### WHAT IS ASKED
Find the word "Work" in the listing; pull out each line holding it.

### ENTRIES SUPPLIED
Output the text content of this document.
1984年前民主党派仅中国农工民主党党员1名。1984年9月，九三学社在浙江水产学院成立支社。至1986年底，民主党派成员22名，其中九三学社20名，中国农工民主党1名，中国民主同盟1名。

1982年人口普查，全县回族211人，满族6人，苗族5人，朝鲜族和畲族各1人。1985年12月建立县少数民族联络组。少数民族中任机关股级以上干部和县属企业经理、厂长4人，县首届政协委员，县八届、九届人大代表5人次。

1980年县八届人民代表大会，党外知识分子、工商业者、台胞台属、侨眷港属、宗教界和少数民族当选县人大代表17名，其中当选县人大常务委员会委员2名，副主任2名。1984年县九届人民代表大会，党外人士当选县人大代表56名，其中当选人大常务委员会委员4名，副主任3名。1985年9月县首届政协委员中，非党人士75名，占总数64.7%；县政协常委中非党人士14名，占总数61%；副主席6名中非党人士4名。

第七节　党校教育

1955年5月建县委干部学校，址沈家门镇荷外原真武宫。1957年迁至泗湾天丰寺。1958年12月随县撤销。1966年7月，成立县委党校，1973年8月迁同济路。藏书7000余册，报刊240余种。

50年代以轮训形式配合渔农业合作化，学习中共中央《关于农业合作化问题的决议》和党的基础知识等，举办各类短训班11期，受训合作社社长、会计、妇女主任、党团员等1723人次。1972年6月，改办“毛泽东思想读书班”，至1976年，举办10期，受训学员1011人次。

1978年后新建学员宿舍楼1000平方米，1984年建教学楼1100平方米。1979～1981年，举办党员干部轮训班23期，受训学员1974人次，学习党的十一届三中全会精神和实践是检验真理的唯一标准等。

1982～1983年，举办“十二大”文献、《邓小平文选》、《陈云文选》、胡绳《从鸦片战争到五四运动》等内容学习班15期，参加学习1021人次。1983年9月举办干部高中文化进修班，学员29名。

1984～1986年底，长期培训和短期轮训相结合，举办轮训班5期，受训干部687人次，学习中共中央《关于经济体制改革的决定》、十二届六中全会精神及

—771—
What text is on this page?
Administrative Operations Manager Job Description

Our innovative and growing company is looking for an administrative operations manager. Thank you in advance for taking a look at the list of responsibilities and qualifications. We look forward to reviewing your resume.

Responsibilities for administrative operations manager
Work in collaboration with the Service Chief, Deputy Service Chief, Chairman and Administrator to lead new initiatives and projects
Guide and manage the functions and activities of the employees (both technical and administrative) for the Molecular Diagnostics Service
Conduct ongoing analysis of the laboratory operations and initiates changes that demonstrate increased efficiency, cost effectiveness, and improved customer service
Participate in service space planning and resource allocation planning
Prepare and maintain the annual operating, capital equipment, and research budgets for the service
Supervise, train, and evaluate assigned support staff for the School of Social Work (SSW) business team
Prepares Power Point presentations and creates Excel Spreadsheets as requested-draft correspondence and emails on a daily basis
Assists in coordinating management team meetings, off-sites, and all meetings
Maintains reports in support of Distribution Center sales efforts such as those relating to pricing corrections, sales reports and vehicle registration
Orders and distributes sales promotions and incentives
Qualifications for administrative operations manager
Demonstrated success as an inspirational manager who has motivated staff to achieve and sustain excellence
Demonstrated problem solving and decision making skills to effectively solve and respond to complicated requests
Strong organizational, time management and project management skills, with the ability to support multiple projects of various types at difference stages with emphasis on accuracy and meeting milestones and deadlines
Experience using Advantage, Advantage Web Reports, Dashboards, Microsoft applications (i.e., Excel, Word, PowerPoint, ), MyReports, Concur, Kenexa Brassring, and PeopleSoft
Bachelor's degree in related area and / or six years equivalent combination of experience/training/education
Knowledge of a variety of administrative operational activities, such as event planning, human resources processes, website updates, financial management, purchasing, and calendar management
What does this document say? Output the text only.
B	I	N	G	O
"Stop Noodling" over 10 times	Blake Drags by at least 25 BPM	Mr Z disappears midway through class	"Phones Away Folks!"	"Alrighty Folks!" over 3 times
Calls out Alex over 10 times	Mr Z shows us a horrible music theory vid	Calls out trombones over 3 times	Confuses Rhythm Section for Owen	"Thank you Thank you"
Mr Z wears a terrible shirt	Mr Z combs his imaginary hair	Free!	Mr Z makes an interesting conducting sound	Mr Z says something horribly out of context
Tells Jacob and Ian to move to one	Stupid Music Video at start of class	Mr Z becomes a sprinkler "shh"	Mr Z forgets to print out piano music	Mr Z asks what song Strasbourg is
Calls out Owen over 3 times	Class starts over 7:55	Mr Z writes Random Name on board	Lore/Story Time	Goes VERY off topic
---
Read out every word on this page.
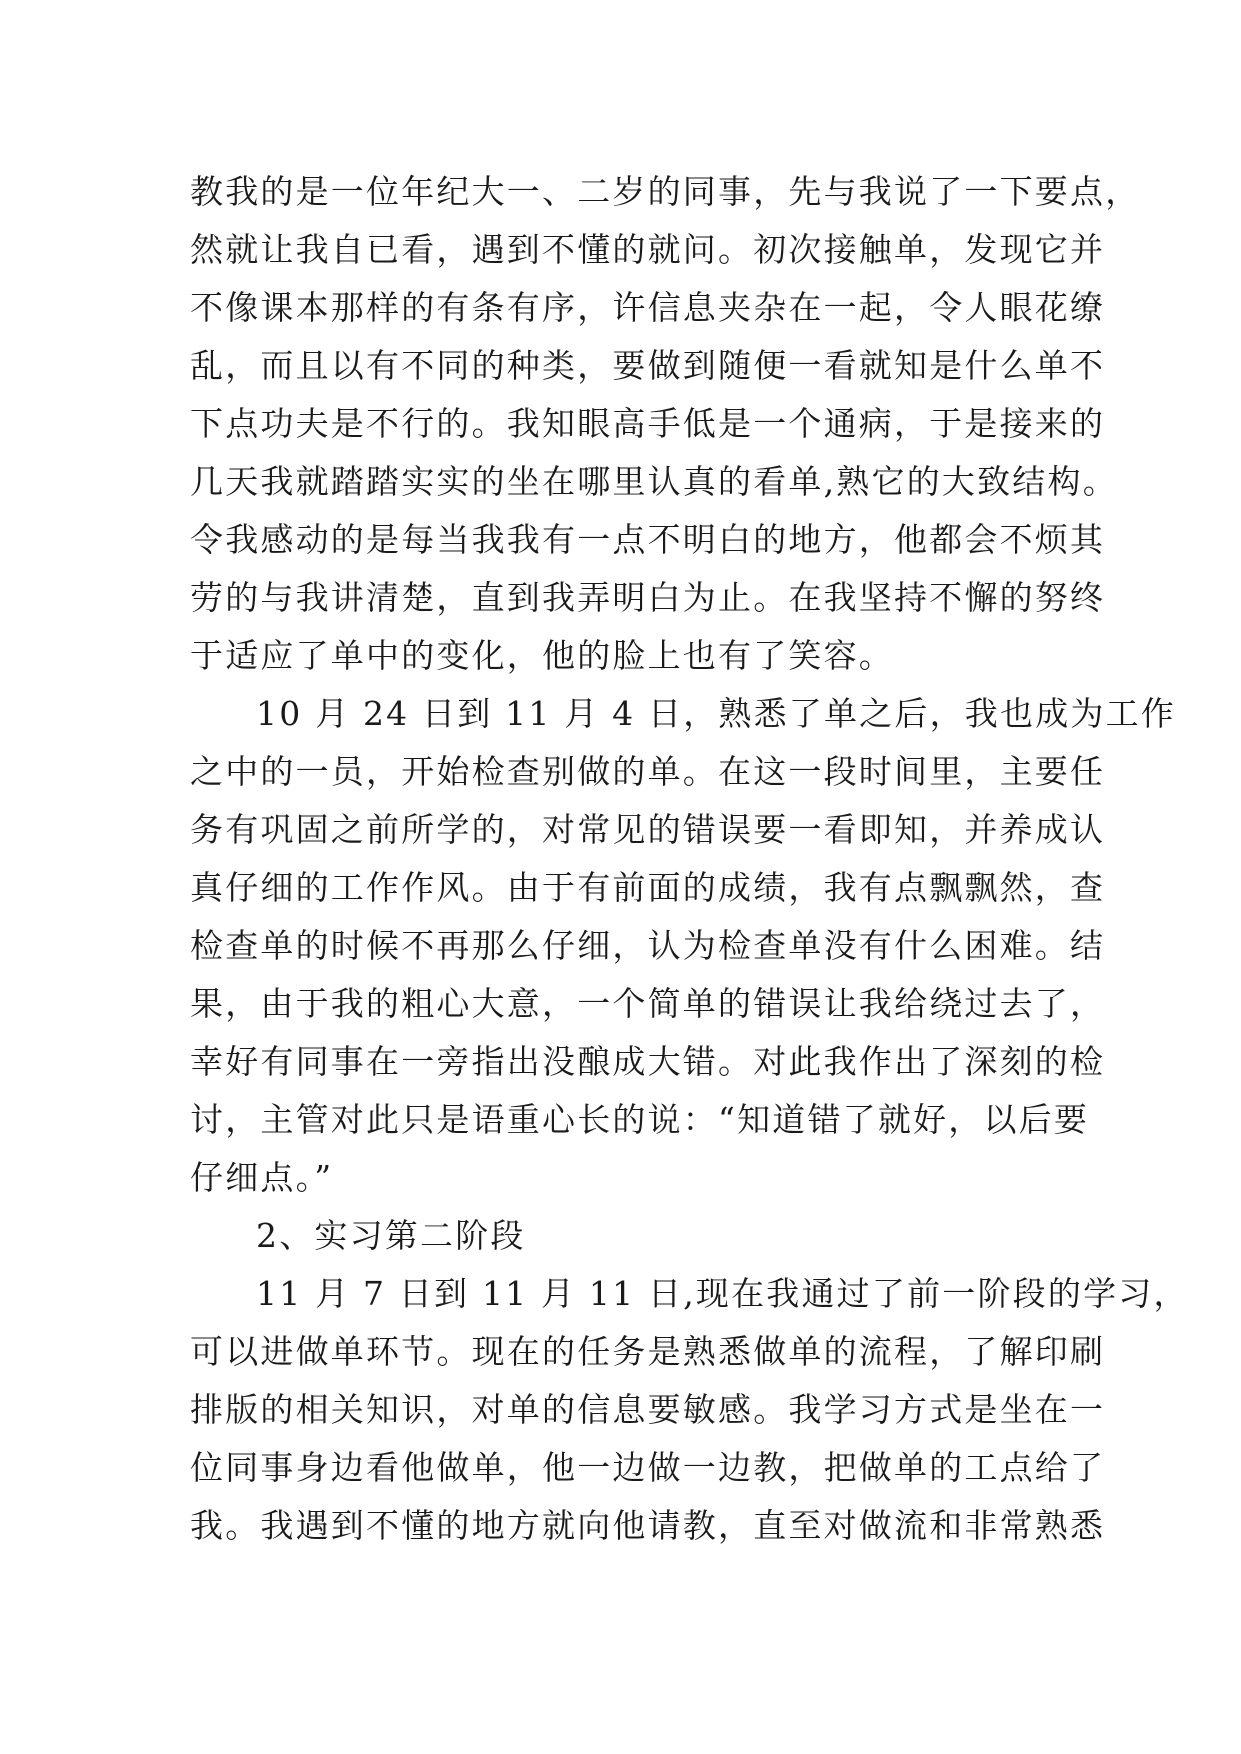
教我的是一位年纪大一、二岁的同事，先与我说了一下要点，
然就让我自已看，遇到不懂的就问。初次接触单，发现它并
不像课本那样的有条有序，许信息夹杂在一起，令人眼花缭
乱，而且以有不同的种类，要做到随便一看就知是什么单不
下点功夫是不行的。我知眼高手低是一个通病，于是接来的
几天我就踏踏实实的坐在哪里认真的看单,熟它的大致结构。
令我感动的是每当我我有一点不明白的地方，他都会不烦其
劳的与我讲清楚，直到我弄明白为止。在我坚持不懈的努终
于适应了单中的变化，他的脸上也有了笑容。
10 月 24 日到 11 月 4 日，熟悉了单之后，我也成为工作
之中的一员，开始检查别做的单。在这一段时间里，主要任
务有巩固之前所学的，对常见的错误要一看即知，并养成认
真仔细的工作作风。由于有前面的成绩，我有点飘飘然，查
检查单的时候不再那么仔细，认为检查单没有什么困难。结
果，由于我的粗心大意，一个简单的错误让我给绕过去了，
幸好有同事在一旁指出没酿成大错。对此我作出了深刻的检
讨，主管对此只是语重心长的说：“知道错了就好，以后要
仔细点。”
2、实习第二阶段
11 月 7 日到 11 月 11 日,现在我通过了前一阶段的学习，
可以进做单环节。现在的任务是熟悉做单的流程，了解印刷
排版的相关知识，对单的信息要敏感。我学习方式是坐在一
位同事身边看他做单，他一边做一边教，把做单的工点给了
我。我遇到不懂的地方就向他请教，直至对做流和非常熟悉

### RESULT FOR THIS EXERCISE
Work in collaboration with the Service Chief, Deputy Service Chief, Chairman and Administrator to lead new initiatives and projects
Supervise, train, and evaluate assigned support staff for the School of Social Work (SSW) business team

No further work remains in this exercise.